Bihar poll’s fiscal reckoning: Weak tax revenue, flat capex constrain promises
Bihar poll’s fiscal reckoning: Weak tax revenue, flat capex constrain promises


Promises of unprecedented job creation and welfare schemes before this week’s Bihar polls are in direct contrast to the state’s fragile economy.
An analysis of Bihar’s budget data reveals that despite exhibiting robust GDP growth that matches the national average, the government’s capacity for sustained capital expenditure (capex) remains severely constrained by low tax revenues.
Bihar’s gross state domestic product (GSDP) growth rate was an estimated 9.2 percent in FY24, matching the all-India figure. This is in stark contrast to a decade ago when the state’s growth rate lagged the country figures. This growth, which is highly concentrated around the capital city of Patna, has not been sufficient to solve the core economic issues of unemployment and mass migration, which are key in the ongoing electoral context.

Even as Bihar has considerable headroom for development spending, its capex ratio (relative to total expenditure) remains stagnant. Though capex (in absolute figures) has increased by 51 percent from FY18 to Rs43,700 crore in the FY25 (revised estimates), its share in the total expenditure of the state remains largely flat. In fact, in the last four years the capex ratio has remained between 12 percent and 14 percent, marking a sharp decline from the 21 percent ratio recorded in FY18. In the meantime, the average capex spends for states across the country increased from 12 percent to 15 percent in FY25.

* _DATA ENTRIES_
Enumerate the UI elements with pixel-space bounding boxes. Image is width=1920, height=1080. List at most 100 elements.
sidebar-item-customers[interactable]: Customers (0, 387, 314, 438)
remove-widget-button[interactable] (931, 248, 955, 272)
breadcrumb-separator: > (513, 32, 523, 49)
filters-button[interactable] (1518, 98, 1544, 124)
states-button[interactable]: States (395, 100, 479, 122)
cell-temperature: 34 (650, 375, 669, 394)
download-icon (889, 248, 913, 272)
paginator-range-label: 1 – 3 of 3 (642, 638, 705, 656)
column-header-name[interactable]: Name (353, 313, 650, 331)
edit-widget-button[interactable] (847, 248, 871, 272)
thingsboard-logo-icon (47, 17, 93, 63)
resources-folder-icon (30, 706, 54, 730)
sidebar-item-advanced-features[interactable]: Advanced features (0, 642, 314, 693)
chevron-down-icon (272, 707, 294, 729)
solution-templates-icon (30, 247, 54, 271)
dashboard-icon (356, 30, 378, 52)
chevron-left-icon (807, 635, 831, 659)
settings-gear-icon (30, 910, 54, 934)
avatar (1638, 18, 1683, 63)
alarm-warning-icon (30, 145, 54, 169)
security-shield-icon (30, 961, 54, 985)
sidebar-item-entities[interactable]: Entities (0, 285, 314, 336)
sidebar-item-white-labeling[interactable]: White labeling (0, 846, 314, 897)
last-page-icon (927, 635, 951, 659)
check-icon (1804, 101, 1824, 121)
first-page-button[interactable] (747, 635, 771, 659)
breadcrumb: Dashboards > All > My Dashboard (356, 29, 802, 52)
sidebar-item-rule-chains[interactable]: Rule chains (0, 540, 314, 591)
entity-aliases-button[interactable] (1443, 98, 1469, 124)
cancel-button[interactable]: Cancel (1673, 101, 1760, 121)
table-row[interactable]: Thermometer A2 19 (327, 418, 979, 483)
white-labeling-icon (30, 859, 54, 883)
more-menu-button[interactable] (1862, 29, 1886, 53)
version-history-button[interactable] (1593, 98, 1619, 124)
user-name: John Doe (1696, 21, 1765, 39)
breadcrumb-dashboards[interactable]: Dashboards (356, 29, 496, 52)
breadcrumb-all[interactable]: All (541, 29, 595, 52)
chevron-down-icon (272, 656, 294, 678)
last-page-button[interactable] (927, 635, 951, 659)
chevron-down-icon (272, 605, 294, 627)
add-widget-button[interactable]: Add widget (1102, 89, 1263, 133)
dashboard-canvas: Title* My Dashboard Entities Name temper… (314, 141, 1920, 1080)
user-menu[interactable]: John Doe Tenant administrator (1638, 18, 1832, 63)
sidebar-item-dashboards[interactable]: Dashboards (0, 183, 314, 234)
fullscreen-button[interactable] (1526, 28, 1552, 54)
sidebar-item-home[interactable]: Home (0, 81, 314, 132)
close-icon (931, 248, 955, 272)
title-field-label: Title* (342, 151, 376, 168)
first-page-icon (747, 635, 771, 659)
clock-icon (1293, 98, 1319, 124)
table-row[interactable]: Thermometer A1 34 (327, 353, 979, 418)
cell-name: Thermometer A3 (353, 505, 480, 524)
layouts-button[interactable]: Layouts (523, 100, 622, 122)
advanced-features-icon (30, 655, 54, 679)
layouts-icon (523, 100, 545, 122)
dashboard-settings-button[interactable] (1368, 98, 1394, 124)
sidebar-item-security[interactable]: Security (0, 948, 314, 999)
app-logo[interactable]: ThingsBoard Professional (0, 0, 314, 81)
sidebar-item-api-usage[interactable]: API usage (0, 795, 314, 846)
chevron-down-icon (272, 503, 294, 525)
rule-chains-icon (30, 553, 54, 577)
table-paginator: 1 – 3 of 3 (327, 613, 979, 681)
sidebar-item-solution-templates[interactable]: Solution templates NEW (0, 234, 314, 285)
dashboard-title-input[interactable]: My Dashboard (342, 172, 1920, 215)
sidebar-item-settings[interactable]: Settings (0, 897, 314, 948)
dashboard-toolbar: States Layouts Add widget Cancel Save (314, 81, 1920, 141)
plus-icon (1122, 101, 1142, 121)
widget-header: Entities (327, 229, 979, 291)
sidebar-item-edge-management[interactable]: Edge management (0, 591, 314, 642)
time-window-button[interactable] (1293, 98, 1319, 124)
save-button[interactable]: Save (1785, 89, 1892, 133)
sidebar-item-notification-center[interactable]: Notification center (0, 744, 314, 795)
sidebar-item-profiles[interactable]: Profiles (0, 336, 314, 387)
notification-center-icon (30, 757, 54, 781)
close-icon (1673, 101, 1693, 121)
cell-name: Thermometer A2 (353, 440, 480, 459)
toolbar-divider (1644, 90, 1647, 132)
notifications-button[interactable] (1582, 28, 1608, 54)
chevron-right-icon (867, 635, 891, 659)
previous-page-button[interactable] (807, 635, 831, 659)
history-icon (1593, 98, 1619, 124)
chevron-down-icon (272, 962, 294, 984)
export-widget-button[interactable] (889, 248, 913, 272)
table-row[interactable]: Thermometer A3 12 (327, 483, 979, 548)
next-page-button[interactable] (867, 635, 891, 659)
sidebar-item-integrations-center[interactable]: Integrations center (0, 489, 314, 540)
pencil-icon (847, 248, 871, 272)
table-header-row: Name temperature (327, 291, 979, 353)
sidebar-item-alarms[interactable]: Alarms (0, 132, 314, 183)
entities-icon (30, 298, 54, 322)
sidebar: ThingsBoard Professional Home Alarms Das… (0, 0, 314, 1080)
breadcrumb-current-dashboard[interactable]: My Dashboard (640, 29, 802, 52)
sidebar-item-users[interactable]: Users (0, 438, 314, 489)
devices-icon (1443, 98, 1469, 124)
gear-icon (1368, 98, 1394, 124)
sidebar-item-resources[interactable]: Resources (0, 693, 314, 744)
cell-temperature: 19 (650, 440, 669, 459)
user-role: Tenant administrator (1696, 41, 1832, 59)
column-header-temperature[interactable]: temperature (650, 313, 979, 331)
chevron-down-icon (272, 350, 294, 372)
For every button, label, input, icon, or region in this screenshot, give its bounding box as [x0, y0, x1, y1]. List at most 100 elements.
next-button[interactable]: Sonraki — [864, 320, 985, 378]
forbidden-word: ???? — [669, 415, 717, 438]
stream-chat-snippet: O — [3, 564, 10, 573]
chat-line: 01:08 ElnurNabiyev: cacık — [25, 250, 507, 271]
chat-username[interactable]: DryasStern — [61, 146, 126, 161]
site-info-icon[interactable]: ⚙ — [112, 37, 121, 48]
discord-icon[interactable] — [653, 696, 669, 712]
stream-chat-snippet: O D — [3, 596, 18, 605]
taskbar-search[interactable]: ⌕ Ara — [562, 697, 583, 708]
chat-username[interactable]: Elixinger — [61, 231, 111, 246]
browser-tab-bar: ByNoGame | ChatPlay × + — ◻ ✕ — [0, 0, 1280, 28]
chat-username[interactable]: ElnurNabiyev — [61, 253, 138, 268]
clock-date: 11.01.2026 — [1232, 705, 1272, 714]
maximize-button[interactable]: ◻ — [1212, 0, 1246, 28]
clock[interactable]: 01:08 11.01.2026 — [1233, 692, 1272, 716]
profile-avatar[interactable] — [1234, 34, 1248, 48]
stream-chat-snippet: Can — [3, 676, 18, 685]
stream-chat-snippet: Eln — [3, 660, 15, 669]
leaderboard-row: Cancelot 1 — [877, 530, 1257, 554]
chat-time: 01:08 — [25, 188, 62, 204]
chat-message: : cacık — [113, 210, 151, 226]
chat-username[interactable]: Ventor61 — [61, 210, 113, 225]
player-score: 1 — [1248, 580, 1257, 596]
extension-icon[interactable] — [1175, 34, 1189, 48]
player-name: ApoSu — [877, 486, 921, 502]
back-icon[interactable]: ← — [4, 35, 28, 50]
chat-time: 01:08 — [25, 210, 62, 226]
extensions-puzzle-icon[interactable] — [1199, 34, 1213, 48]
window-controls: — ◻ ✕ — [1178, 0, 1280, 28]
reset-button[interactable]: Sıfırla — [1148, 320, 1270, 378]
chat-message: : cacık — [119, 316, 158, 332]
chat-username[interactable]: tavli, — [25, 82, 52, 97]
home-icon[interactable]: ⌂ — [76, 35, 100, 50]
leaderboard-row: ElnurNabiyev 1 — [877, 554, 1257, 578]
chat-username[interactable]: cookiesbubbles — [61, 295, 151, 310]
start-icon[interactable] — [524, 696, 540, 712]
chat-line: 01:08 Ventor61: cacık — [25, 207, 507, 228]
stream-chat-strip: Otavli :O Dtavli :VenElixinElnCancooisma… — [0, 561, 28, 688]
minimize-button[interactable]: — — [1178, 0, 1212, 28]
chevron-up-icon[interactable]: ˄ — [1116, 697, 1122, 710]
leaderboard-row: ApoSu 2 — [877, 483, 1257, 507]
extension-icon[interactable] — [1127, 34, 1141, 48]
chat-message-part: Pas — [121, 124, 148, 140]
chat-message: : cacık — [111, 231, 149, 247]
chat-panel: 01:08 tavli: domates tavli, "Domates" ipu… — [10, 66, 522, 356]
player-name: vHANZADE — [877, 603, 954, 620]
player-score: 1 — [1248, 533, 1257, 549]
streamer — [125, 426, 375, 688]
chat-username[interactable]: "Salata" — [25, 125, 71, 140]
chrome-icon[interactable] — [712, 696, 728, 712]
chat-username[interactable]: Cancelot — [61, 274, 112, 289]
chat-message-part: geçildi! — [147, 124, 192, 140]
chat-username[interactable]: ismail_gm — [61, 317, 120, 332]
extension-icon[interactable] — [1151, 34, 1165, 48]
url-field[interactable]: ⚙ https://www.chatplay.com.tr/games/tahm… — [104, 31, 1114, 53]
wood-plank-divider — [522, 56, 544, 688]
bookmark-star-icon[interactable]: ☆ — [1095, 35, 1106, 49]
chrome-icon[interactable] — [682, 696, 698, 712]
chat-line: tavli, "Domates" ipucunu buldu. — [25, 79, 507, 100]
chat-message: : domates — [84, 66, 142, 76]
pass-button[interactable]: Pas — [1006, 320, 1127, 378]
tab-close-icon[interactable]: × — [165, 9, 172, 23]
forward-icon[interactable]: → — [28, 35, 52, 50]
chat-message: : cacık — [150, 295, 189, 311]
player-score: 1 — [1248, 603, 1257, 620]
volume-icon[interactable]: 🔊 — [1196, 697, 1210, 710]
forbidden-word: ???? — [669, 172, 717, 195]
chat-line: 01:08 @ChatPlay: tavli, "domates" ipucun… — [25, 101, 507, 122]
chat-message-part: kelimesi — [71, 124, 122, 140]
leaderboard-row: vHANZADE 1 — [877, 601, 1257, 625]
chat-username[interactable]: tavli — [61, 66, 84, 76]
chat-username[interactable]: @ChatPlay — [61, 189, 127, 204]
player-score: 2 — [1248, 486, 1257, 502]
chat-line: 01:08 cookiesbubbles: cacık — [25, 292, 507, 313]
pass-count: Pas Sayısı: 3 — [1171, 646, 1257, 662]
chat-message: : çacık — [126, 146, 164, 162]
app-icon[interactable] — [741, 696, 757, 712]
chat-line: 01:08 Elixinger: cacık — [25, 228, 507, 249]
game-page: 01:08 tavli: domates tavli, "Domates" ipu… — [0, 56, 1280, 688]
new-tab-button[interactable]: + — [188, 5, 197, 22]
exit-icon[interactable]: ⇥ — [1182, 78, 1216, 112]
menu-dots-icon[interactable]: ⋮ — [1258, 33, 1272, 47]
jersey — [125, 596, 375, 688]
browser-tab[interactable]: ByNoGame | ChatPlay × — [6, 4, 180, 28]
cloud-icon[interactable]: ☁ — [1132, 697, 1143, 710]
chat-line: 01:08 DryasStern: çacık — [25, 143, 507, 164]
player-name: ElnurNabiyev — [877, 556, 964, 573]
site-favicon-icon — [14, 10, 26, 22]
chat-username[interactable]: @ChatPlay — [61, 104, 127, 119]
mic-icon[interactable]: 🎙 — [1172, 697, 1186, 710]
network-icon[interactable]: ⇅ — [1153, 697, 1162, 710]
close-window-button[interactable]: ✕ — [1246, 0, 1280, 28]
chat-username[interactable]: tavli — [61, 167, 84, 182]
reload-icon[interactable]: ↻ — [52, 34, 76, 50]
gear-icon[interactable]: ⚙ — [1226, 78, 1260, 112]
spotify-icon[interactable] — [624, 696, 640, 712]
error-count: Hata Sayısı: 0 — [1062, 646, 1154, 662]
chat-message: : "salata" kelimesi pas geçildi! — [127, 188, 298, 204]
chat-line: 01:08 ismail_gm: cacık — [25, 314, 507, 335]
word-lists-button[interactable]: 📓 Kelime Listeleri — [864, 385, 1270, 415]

* _THE TASKS_
1. Check each statement against the article on Bihar's finances and answer yes or no, quoting the words that decide it: (a) Bihar's GSDP growth in FY24 matched the all-India figure; (b) Bihar's capex ratio was 12 percent in FY18; (c) Bihar's growth is spread evenly across the state.
2. Carry on the article on Bihar's finances, starting right after its last sentence.

* _ANSWERS TO THE PROBLEMS_
1.
(a) Yes: "Bihar’s gross state domestic product (GSDP) growth rate was an estimated 9.2 percent in FY24, matching the all-India figure."
(b) No: "a sharp decline from the 21 percent ratio recorded in FY18."
(c) No: "This growth, which is highly concentrated around the capital city of Patna"

2.
The state is also facing a persistent problem with generating adequate internal resources. Bihar’s own tax revenue (relative to revenue receipts) is alarmingly low and has failed to cross 30 percent in recent years. In FY25, it is projected at 22 percent, a sharp contrast to the average for all states which is budgeted at 50 percent.
Even when seen relative to the size of its economy, Bihar’s tax revenues will just be 5.4 percent of its GSDP in FY26 compared to a 6.8 percent average across all states. This massive gap underscores the state’s dependency on central transfers for funding nearly three-quarters of its budget.

This is even as Bihar has considerable scope for development spends since its committed expenditure remains lower than most states. This fixed cost, which covers salaries, pensions and interest payments, is estimated to increase to 41 percent in FY26 (budget estimates) of total revenue receipts from 34 percent in FY18. In contrast, states like Assam, Himachal Pradesh, Kerala, Punjab and Tamil Nadu are expected to spend more than 60 percent on committed expenses, significantly limiting their government’s policy flexibility to fund new, discretionary projects or massive social schemes.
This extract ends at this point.